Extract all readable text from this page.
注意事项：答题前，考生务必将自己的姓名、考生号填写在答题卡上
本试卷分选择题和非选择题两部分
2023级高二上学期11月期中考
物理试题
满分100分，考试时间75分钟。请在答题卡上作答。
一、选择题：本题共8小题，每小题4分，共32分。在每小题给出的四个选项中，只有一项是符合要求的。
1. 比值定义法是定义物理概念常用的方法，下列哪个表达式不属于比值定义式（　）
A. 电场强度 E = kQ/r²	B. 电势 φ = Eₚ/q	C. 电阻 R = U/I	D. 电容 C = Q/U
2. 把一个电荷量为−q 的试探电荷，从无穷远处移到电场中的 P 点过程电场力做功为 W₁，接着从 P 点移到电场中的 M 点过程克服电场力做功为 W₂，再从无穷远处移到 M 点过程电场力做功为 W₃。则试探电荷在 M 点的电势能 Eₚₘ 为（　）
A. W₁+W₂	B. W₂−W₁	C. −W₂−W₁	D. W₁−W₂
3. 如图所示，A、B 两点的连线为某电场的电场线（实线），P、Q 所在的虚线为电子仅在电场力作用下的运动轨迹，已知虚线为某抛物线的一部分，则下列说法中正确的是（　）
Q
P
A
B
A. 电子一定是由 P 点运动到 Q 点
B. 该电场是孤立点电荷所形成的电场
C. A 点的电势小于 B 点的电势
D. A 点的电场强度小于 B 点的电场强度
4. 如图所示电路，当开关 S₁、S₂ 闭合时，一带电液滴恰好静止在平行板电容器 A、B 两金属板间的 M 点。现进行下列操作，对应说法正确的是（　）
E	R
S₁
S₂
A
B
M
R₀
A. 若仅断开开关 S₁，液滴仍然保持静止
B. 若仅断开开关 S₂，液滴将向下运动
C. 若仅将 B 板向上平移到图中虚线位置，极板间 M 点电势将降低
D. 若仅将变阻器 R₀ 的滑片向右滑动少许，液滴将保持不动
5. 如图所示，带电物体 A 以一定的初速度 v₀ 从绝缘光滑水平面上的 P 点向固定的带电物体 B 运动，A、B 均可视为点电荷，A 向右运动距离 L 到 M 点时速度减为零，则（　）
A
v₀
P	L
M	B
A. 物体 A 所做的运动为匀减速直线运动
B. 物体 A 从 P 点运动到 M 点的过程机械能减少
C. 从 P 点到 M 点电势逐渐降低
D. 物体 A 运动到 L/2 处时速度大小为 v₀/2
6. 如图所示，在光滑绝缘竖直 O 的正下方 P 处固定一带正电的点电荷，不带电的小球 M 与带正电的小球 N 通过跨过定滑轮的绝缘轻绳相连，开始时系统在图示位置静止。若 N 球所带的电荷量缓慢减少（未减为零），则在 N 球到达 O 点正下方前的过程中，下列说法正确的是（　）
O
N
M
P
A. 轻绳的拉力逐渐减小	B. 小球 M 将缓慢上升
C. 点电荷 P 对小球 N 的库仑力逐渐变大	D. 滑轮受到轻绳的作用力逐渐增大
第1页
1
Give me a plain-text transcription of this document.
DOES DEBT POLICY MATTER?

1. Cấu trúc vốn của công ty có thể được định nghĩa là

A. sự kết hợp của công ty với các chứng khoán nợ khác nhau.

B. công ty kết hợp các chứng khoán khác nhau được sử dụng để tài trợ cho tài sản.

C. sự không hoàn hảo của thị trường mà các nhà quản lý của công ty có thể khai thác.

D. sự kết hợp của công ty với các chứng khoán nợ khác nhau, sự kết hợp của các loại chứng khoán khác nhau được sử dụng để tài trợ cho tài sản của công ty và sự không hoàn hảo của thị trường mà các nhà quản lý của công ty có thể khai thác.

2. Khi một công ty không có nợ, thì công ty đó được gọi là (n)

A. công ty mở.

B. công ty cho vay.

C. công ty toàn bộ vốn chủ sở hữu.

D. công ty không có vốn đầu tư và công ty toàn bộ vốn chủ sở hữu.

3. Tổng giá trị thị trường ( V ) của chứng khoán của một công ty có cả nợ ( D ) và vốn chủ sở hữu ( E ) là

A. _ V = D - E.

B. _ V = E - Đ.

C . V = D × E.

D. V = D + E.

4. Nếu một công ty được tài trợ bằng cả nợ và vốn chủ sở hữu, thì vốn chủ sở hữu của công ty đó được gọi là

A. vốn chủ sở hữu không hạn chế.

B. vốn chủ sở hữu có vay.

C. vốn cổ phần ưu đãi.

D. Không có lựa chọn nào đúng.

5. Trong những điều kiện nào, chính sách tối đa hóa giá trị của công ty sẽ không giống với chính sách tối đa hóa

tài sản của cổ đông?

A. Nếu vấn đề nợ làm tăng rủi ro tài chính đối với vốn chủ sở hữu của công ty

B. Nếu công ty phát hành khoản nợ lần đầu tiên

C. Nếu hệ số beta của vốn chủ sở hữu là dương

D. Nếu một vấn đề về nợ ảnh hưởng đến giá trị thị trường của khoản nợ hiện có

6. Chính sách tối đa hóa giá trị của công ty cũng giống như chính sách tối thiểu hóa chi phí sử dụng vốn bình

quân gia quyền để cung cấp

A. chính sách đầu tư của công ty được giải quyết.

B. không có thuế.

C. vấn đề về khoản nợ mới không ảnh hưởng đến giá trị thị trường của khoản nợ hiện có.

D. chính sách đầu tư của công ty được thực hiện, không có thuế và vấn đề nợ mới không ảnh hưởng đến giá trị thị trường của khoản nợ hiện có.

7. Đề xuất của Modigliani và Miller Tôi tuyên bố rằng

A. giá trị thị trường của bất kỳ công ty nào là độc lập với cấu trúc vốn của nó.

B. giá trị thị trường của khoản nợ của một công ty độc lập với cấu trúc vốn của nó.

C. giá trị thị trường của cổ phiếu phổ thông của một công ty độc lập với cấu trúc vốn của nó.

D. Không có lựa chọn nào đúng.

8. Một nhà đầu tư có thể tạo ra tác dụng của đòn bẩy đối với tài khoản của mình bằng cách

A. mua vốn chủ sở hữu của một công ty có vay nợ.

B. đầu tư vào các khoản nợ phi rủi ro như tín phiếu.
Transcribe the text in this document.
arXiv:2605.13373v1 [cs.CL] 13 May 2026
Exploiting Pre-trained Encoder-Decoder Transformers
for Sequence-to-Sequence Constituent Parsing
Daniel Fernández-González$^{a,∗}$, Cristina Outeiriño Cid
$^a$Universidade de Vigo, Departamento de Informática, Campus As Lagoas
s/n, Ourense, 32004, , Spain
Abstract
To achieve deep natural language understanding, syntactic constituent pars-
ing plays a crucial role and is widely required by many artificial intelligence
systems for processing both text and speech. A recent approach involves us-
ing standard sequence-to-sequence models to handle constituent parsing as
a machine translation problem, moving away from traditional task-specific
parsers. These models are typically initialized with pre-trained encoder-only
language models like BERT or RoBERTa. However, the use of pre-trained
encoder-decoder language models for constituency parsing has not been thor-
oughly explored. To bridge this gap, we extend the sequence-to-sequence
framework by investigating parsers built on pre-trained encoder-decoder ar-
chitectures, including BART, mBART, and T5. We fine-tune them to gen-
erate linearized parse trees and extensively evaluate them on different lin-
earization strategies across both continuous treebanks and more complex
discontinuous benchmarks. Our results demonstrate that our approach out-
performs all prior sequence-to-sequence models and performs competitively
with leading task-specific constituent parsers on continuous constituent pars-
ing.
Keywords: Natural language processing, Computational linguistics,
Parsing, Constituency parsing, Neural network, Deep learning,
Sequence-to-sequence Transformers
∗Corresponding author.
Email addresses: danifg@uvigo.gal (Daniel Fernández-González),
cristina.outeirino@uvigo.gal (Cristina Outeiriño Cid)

──────────

### TASK DIRECTIONS
Recopy the whole listing exactly.

### FINISHED ANSWER
Extract all readable text from this page.
注意事项：答题前，考生务必将自己的姓名、考生号填写在答题卡上
本试卷分选择题和非选择题两部分
2023级高二上学期11月期中考
物理试题
满分100分，考试时间75分钟。请在答题卡上作答。
一、选择题：本题共8小题，每小题4分，共32分。在每小题给出的四个选项中，只有一项是符合要求的。
1. 比值定义法是定义物理概念常用的方法，下列哪个表达式不属于比值定义式（　）
A. 电场强度 E = kQ/r²	B. 电势 φ = Eₚ/q	C. 电阻 R = U/I	D. 电容 C = Q/U
2. 把一个电荷量为−q 的试探电荷，从无穷远处移到电场中的 P 点过程电场力做功为 W₁，接着从 P 点移到电场中的 M 点过程克服电场力做功为 W₂，再从无穷远处移到 M 点过程电场力做功为 W₃。则试探电荷在 M 点的电势能 Eₚₘ 为（　）
A. W₁+W₂	B. W₂−W₁	C. −W₂−W₁	D. W₁−W₂
3. 如图所示，A、B 两点的连线为某电场的电场线（实线），P、Q 所在的虚线为电子仅在电场力作用下的运动轨迹，已知虚线为某抛物线的一部分，则下列说法中正确的是（　）
Q
P
A
B
A. 电子一定是由 P 点运动到 Q 点
B. 该电场是孤立点电荷所形成的电场
C. A 点的电势小于 B 点的电势
D. A 点的电场强度小于 B 点的电场强度
4. 如图所示电路，当开关 S₁、S₂ 闭合时，一带电液滴恰好静止在平行板电容器 A、B 两金属板间的 M 点。现进行下列操作，对应说法正确的是（　）
E	R
S₁
S₂
A
B
M
R₀
A. 若仅断开开关 S₁，液滴仍然保持静止
B. 若仅断开开关 S₂，液滴将向下运动
C. 若仅将 B 板向上平移到图中虚线位置，极板间 M 点电势将降低
D. 若仅将变阻器 R₀ 的滑片向右滑动少许，液滴将保持不动
5. 如图所示，带电物体 A 以一定的初速度 v₀ 从绝缘光滑水平面上的 P 点向固定的带电物体 B 运动，A、B 均可视为点电荷，A 向右运动距离 L 到 M 点时速度减为零，则（　）
A
v₀
P	L
M	B
A. 物体 A 所做的运动为匀减速直线运动
B. 物体 A 从 P 点运动到 M 点的过程机械能减少
C. 从 P 点到 M 点电势逐渐降低
D. 物体 A 运动到 L/2 处时速度大小为 v₀/2
6. 如图所示，在光滑绝缘竖直 O 的正下方 P 处固定一带正电的点电荷，不带电的小球 M 与带正电的小球 N 通过跨过定滑轮的绝缘轻绳相连，开始时系统在图示位置静止。若 N 球所带的电荷量缓慢减少（未减为零），则在 N 球到达 O 点正下方前的过程中，下列说法正确的是（　）
O
N
M
P
A. 轻绳的拉力逐渐减小	B. 小球 M 将缓慢上升
C. 点电荷 P 对小球 N 的库仑力逐渐变大	D. 滑轮受到轻绳的作用力逐渐增大
第1页
1
Give me a plain-text transcription of this document.
DOES DEBT POLICY MATTER?

1. Cấu trúc vốn của công ty có thể được định nghĩa là

A. sự kết hợp của công ty với các chứng khoán nợ khác nhau.

B. công ty kết hợp các chứng khoán khác nhau được sử dụng để tài trợ cho tài sản.

C. sự không hoàn hảo của thị trường mà các nhà quản lý của công ty có thể khai thác.

D. sự kết hợp của công ty với các chứng khoán nợ khác nhau, sự kết hợp của các loại chứng khoán khác nhau được sử dụng để tài trợ cho tài sản của công ty và sự không hoàn hảo của thị trường mà các nhà quản lý của công ty có thể khai thác.

2. Khi một công ty không có nợ, thì công ty đó được gọi là (n)

A. công ty mở.

B. công ty cho vay.

C. công ty toàn bộ vốn chủ sở hữu.

D. công ty không có vốn đầu tư và công ty toàn bộ vốn chủ sở hữu.

3. Tổng giá trị thị trường ( V ) của chứng khoán của một công ty có cả nợ ( D ) và vốn chủ sở hữu ( E ) là

A. _ V = D - E.

B. _ V = E - Đ.

C . V = D × E.

D. V = D + E.

4. Nếu một công ty được tài trợ bằng cả nợ và vốn chủ sở hữu, thì vốn chủ sở hữu của công ty đó được gọi là

A. vốn chủ sở hữu không hạn chế.

B. vốn chủ sở hữu có vay.

C. vốn cổ phần ưu đãi.

D. Không có lựa chọn nào đúng.

5. Trong những điều kiện nào, chính sách tối đa hóa giá trị của công ty sẽ không giống với chính sách tối đa hóa

tài sản của cổ đông?

A. Nếu vấn đề nợ làm tăng rủi ro tài chính đối với vốn chủ sở hữu của công ty

B. Nếu công ty phát hành khoản nợ lần đầu tiên

C. Nếu hệ số beta của vốn chủ sở hữu là dương

D. Nếu một vấn đề về nợ ảnh hưởng đến giá trị thị trường của khoản nợ hiện có

6. Chính sách tối đa hóa giá trị của công ty cũng giống như chính sách tối thiểu hóa chi phí sử dụng vốn bình

quân gia quyền để cung cấp

A. chính sách đầu tư của công ty được giải quyết.

B. không có thuế.

C. vấn đề về khoản nợ mới không ảnh hưởng đến giá trị thị trường của khoản nợ hiện có.

D. chính sách đầu tư của công ty được thực hiện, không có thuế và vấn đề nợ mới không ảnh hưởng đến giá trị thị trường của khoản nợ hiện có.

7. Đề xuất của Modigliani và Miller Tôi tuyên bố rằng

A. giá trị thị trường của bất kỳ công ty nào là độc lập với cấu trúc vốn của nó.

B. giá trị thị trường của khoản nợ của một công ty độc lập với cấu trúc vốn của nó.

C. giá trị thị trường của cổ phiếu phổ thông của một công ty độc lập với cấu trúc vốn của nó.

D. Không có lựa chọn nào đúng.

8. Một nhà đầu tư có thể tạo ra tác dụng của đòn bẩy đối với tài khoản của mình bằng cách

A. mua vốn chủ sở hữu của một công ty có vay nợ.

B. đầu tư vào các khoản nợ phi rủi ro như tín phiếu.
Transcribe the text in this document.
arXiv:2605.13373v1 [cs.CL] 13 May 2026
Exploiting Pre-trained Encoder-Decoder Transformers
for Sequence-to-Sequence Constituent Parsing
Daniel Fernández-González$^{a,∗}$, Cristina Outeiriño Cid
$^a$Universidade de Vigo, Departamento de Informática, Campus As Lagoas
s/n, Ourense, 32004, , Spain
Abstract
To achieve deep natural language understanding, syntactic constituent pars-
ing plays a crucial role and is widely required by many artificial intelligence
systems for processing both text and speech. A recent approach involves us-
ing standard sequence-to-sequence models to handle constituent parsing as
a machine translation problem, moving away from traditional task-specific
parsers. These models are typically initialized with pre-trained encoder-only
language models like BERT or RoBERTa. However, the use of pre-trained
encoder-decoder language models for constituency parsing has not been thor-
oughly explored. To bridge this gap, we extend the sequence-to-sequence
framework by investigating parsers built on pre-trained encoder-decoder ar-
chitectures, including BART, mBART, and T5. We fine-tune them to gen-
erate linearized parse trees and extensively evaluate them on different lin-
earization strategies across both continuous treebanks and more complex
discontinuous benchmarks. Our results demonstrate that our approach out-
performs all prior sequence-to-sequence models and performs competitively
with leading task-specific constituent parsers on continuous constituent pars-
ing.
Keywords: Natural language processing, Computational linguistics,
Parsing, Constituency parsing, Neural network, Deep learning,
Sequence-to-sequence Transformers
∗Corresponding author.
Email addresses: danifg@uvigo.gal (Daniel Fernández-González),
cristina.outeirino@uvigo.gal (Cristina Outeiriño Cid)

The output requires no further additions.